__TASK GOAL__.
Write the material out again exactly as it stands.

__MATERIAL FOR THIS EXERCISE__.
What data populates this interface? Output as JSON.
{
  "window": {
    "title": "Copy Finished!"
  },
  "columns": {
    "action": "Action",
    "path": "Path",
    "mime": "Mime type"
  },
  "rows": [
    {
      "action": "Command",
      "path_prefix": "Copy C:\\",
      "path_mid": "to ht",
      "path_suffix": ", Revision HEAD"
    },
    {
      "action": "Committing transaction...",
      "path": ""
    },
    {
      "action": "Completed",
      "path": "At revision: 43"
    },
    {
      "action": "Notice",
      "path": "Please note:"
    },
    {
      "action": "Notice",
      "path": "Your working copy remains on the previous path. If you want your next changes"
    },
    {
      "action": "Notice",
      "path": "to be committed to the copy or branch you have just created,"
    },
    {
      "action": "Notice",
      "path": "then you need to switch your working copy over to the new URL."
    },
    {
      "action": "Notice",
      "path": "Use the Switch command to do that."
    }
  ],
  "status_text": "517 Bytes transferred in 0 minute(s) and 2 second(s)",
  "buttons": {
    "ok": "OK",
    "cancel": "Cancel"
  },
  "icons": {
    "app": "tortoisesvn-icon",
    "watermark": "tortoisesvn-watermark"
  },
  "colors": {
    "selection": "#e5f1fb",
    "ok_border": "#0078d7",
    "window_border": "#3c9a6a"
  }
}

__FULL OUTPUT__.
What data populates this interface? Output as JSON.
{
  "window": {
    "title": "Copy Finished!"
  },
  "columns": {
    "action": "Action",
    "path": "Path",
    "mime": "Mime type"
  },
  "rows": [
    {
      "action": "Command",
      "path_prefix": "Copy C:\\",
      "path_mid": "to ht",
      "path_suffix": ", Revision HEAD"
    },
    {
      "action": "Committing transaction...",
      "path": ""
    },
    {
      "action": "Completed",
      "path": "At revision: 43"
    },
    {
      "action": "Notice",
      "path": "Please note:"
    },
    {
      "action": "Notice",
      "path": "Your working copy remains on the previous path. If you want your next changes"
    },
    {
      "action": "Notice",
      "path": "to be committed to the copy or branch you have just created,"
    },
    {
      "action": "Notice",
      "path": "then you need to switch your working copy over to the new URL."
    },
    {
      "action": "Notice",
      "path": "Use the Switch command to do that."
    }
  ],
  "status_text": "517 Bytes transferred in 0 minute(s) and 2 second(s)",
  "buttons": {
    "ok": "OK",
    "cancel": "Cancel"
  },
  "icons": {
    "app": "tortoisesvn-icon",
    "watermark": "tortoisesvn-watermark"
  },
  "colors": {
    "selection": "#e5f1fb",
    "ok_border": "#0078d7",
    "window_border": "#3c9a6a"
  }
}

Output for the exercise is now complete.